PROBLEM TO SOLVE: Search the records below for the word "MATANZIMA". Pull out each line that has it.

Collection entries
┄┄┄┄┄┄┄┄┄┄

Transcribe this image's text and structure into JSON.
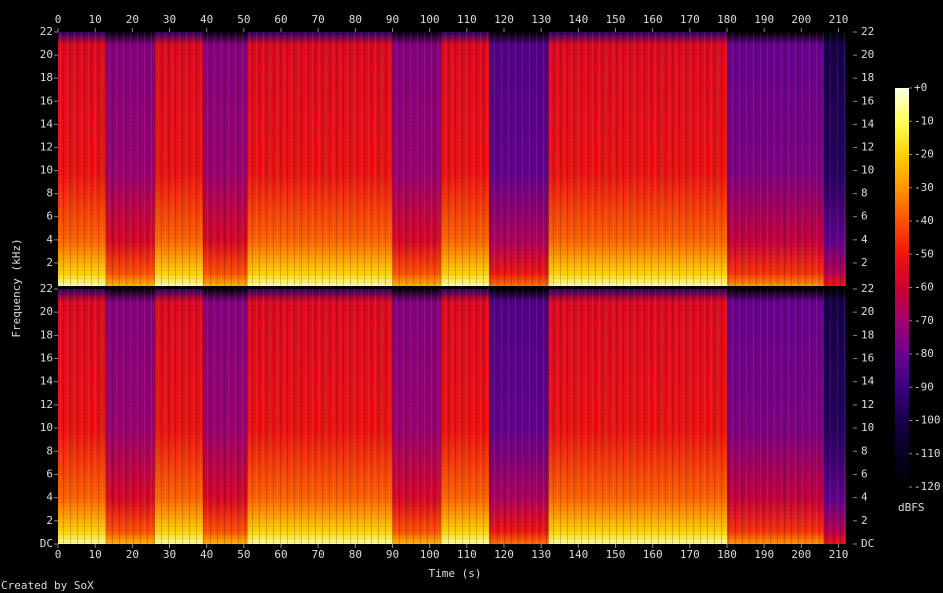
{
  "chart_data": {
    "type": "spectrogram",
    "xlabel": "Time (s)",
    "ylabel": "Frequency (kHz)",
    "footer": "Created by SoX",
    "xlim": [
      0,
      213.9
    ],
    "xticks": [
      0,
      10,
      20,
      30,
      40,
      50,
      60,
      70,
      80,
      90,
      100,
      110,
      120,
      130,
      140,
      150,
      160,
      170,
      180,
      190,
      200,
      210
    ],
    "bins": [
      0,
      13,
      26,
      39,
      51,
      65,
      90,
      103,
      116,
      132,
      180,
      206,
      212
    ],
    "channels": [
      {
        "ylim": [
          0,
          22
        ],
        "yticks": [
          2,
          4,
          6,
          8,
          10,
          12,
          14,
          16,
          18,
          20,
          22
        ],
        "values": [
          -55,
          -75,
          -55,
          -75,
          -55,
          -55,
          -75,
          -55,
          -85,
          -55,
          -80,
          -100
        ]
      },
      {
        "ylim": [
          0,
          22
        ],
        "yticks": [
          {
            "value": 0,
            "label": "DC"
          },
          2,
          4,
          6,
          8,
          10,
          12,
          14,
          16,
          18,
          20,
          22
        ],
        "values": [
          -55,
          -75,
          -55,
          -75,
          -55,
          -55,
          -75,
          -55,
          -85,
          -55,
          -80,
          -100
        ]
      }
    ],
    "colorbar": {
      "label": "dBFS",
      "ylim": [
        -120,
        0
      ],
      "ticks": [
        {
          "value": 0,
          "label": "+0"
        },
        -10,
        -20,
        -30,
        -40,
        -50,
        -60,
        -70,
        -80,
        -90,
        -100,
        -110,
        -120
      ]
    }
  }
}
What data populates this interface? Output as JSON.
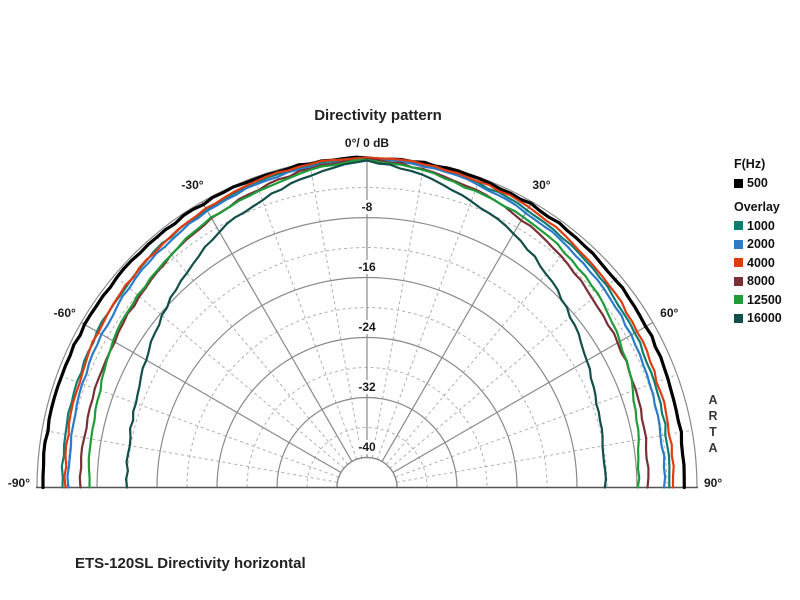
{
  "footer": {
    "caption": "ETS-120SL Directivity horizontal"
  },
  "watermark": {
    "text": "ARTA"
  },
  "legend": {
    "primary_label": "F(Hz)",
    "primary": [
      {
        "label": "500",
        "color": "#000000"
      }
    ],
    "overlay_label": "Overlay",
    "overlays": [
      {
        "label": "1000",
        "color": "#0e7d72"
      },
      {
        "label": "2000",
        "color": "#2b7bc9"
      },
      {
        "label": "4000",
        "color": "#e03c10"
      },
      {
        "label": "8000",
        "color": "#7a2f35"
      },
      {
        "label": "12500",
        "color": "#1f9c3a"
      },
      {
        "label": "16000",
        "color": "#134f4a"
      }
    ]
  },
  "chart_data": {
    "type": "polar",
    "title": "Directivity pattern",
    "subtitle": "",
    "top_label": "0°/ 0 dB",
    "angle_range_deg": [
      -90,
      90
    ],
    "angle_labels": [
      {
        "angle": -90,
        "text": "-90°"
      },
      {
        "angle": -60,
        "text": "-60°"
      },
      {
        "angle": -30,
        "text": "-30°"
      },
      {
        "angle": 30,
        "text": "30°"
      },
      {
        "angle": 60,
        "text": "60°"
      },
      {
        "angle": 90,
        "text": "90°"
      }
    ],
    "db_rings_solid": [
      0,
      -8,
      -16,
      -24,
      -32,
      -40
    ],
    "db_rings_dashed": [
      -4,
      -12,
      -20,
      -28,
      -36
    ],
    "db_ring_labels": [
      {
        "db": -8,
        "text": "-8"
      },
      {
        "db": -16,
        "text": "-16"
      },
      {
        "db": -24,
        "text": "-24"
      },
      {
        "db": -32,
        "text": "-32"
      },
      {
        "db": -40,
        "text": "-40"
      }
    ],
    "angle_lines_solid_deg": [
      -60,
      -30,
      0,
      30,
      60
    ],
    "angle_lines_dashed_deg": [
      -80,
      -70,
      -50,
      -40,
      -20,
      -10,
      10,
      20,
      40,
      50,
      70,
      80
    ],
    "db_min": -40,
    "grid": true,
    "legend_position": "right",
    "angles_deg": [
      -90,
      -80,
      -70,
      -60,
      -50,
      -40,
      -30,
      -20,
      -10,
      0,
      10,
      20,
      30,
      40,
      50,
      60,
      70,
      80,
      90
    ],
    "series": [
      {
        "name": "500",
        "color": "#000000",
        "width": 3.2,
        "values": [
          -0.8,
          -0.75,
          -0.7,
          -0.6,
          -0.5,
          -0.4,
          -0.3,
          -0.2,
          -0.1,
          -0.05,
          -0.1,
          -0.25,
          -0.4,
          -0.6,
          -0.8,
          -1.0,
          -1.3,
          -1.5,
          -1.7
        ]
      },
      {
        "name": "1000",
        "color": "#0e7d72",
        "width": 2.2,
        "values": [
          -3.4,
          -3.2,
          -2.9,
          -2.5,
          -2.1,
          -1.6,
          -1.2,
          -0.8,
          -0.4,
          -0.1,
          -0.4,
          -0.8,
          -1.3,
          -1.8,
          -2.3,
          -2.8,
          -3.2,
          -3.5,
          -3.7
        ]
      },
      {
        "name": "2000",
        "color": "#2b7bc9",
        "width": 2.2,
        "values": [
          -4.2,
          -4.0,
          -3.7,
          -3.2,
          -2.6,
          -2.0,
          -1.5,
          -1.0,
          -0.5,
          -0.15,
          -0.5,
          -1.0,
          -1.6,
          -2.2,
          -2.8,
          -3.4,
          -3.9,
          -4.2,
          -4.4
        ]
      },
      {
        "name": "4000",
        "color": "#e03c10",
        "width": 2.2,
        "values": [
          -3.8,
          -3.5,
          -3.1,
          -2.6,
          -2.1,
          -1.6,
          -1.1,
          -0.6,
          -0.2,
          0,
          -0.2,
          -0.5,
          -0.9,
          -1.4,
          -1.9,
          -2.4,
          -2.8,
          -3.0,
          -3.2
        ]
      },
      {
        "name": "8000",
        "color": "#7a2f35",
        "width": 2.2,
        "values": [
          -5.8,
          -5.7,
          -5.5,
          -5.1,
          -4.4,
          -3.5,
          -2.6,
          -1.7,
          -0.8,
          -0.2,
          -0.9,
          -1.8,
          -2.8,
          -3.8,
          -4.7,
          -5.4,
          -5.9,
          -6.3,
          -6.6
        ]
      },
      {
        "name": "12500",
        "color": "#1f9c3a",
        "width": 2.2,
        "values": [
          -7.0,
          -6.7,
          -6.2,
          -4.9,
          -4.2,
          -3.4,
          -2.5,
          -1.9,
          -1.0,
          -0.3,
          -1.1,
          -2.0,
          -2.4,
          -3.0,
          -3.9,
          -5.0,
          -6.3,
          -7.3,
          -7.9
        ]
      },
      {
        "name": "16000",
        "color": "#134f4a",
        "width": 2.2,
        "values": [
          -12.0,
          -11.8,
          -11.2,
          -10.0,
          -8.4,
          -6.6,
          -4.6,
          -3.2,
          -1.6,
          -0.4,
          -1.7,
          -3.4,
          -4.9,
          -6.8,
          -8.6,
          -10.2,
          -11.4,
          -12.0,
          -12.3
        ]
      }
    ]
  }
}
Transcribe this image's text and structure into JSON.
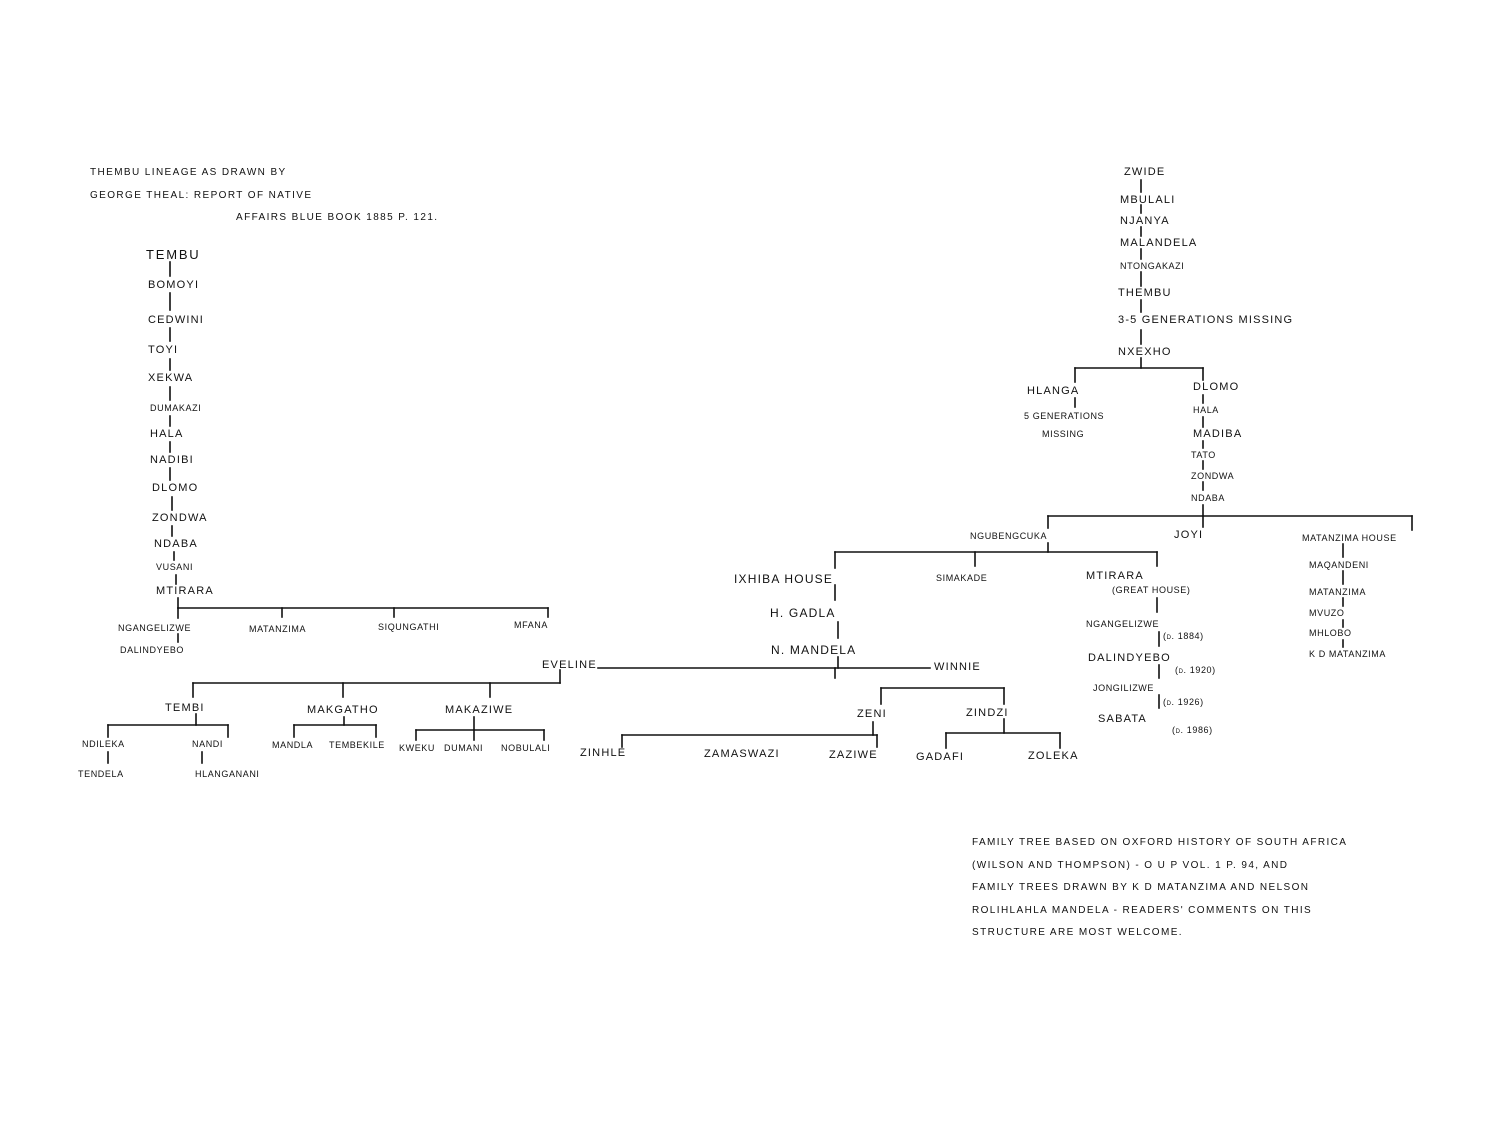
{
  "header_note": [
    "THEMBU  LINEAGE   AS   DRAWN   BY",
    "GEORGE   THEAL:  REPORT   OF   NATIVE",
    "AFFAIRS  BLUE  BOOK  1885  P. 121."
  ],
  "footer_note": [
    "FAMILY  TREE  BASED  ON  OXFORD  HISTORY  OF  SOUTH  AFRICA",
    "(WILSON  AND  THOMPSON) - O U P  VOL. 1  P. 94,  AND",
    "FAMILY  TREES  DRAWN  BY  K D  MATANZIMA  AND  NELSON",
    "ROLIHLAHLA  MANDELA - READERS'  COMMENTS  ON  THIS",
    "STRUCTURE  ARE  MOST  WELCOME."
  ],
  "theal": {
    "tembu": "TEMBU",
    "bomoyi": "BOMOYI",
    "cedwini": "CEDWINI",
    "toyi": "TOYI",
    "xekwa": "XEKWA",
    "dumakazi": "DUMAKAZI",
    "hala": "HALA",
    "nadibi": "NADIBI",
    "dlomo": "DLOMO",
    "zondwa": "ZONDWA",
    "ndaba": "NDABA",
    "vusani": "VUSANI",
    "mtirara": "MTIRARA",
    "ngangelizwe": "NGANGELIZWE",
    "matanzima": "MATANZIMA",
    "siqungathi": "SIQUNGATHI",
    "mfana": "MFANA",
    "dalindyebo": "DALINDYEBO"
  },
  "main": {
    "zwide": "ZWIDE",
    "mbulali": "MBULALI",
    "njanya": "NJANYA",
    "malandela": "MALANDELA",
    "ntongakazi": "NTONGAKAZI",
    "thembu": "THEMBU",
    "missing_3_5": "3-5  GENERATIONS  MISSING",
    "nxexho": "NXEXHO",
    "hlanga": "HLANGA",
    "missing_5a": "5  GENERATIONS",
    "missing_5b": "MISSING",
    "dlomo": "DLOMO",
    "hala": "HALA",
    "madiba": "MADIBA",
    "tato": "TATO",
    "zondwa": "ZONDWA",
    "ndaba": "NDABA",
    "ngubengcuka": "NGUBENGCUKA",
    "joyi": "JOYI",
    "matanzima_house": "MATANZIMA  HOUSE",
    "ixhiba_house": "IXHIBA  HOUSE",
    "simakade": "SIMAKADE",
    "mtirara": "MTIRARA",
    "great_house": "(GREAT  HOUSE)",
    "h_gadla": "H.  GADLA",
    "n_mandela": "N.  MANDELA",
    "ngangelizwe": "NGANGELIZWE",
    "d1884": "(d. 1884)",
    "dalindyebo": "DALINDYEBO",
    "d1920": "(d. 1920)",
    "jongilizwe": "JONGILIZWE",
    "d1926": "(d. 1926)",
    "sabata": "SABATA",
    "d1986": "(d. 1986)",
    "maqandeni": "MAQANDENI",
    "matanzima": "MATANZIMA",
    "mvuzo": "MVUZO",
    "mhlobo": "MHLOBO",
    "kd_matanzima": "K D  MATANZIMA"
  },
  "family": {
    "eveline": "EVELINE",
    "winnie": "WINNIE",
    "tembi": "TEMBI",
    "makgatho": "MAKGATHO",
    "makaziwe": "MAKAZIWE",
    "ndileka": "NDILEKA",
    "nandi": "NANDI",
    "tendela": "TENDELA",
    "hlanganani": "HLANGANANI",
    "mandla": "MANDLA",
    "tembekile": "TEMBEKILE",
    "kweku": "KWEKU",
    "dumani": "DUMANI",
    "nobulali": "NOBULALI",
    "zeni": "ZENI",
    "zindzi": "ZINDZI",
    "zinhle": "ZINHLE",
    "zamaswazi": "ZAMASWAZI",
    "zaziwe": "ZAZIWE",
    "gadafi": "GADAFI",
    "zoleka": "ZOLEKA"
  }
}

┄┄┄┄┄┄┄┄┄┄

WRITTEN ANSWER:
    "FAMILY  TREES  DRAWN  BY  K D  MATANZIMA  AND  NELSON",
    "matanzima": "MATANZIMA",
    "matanzima_house": "MATANZIMA  HOUSE",
    "matanzima": "MATANZIMA",
    "kd_matanzima": "K D  MATANZIMA"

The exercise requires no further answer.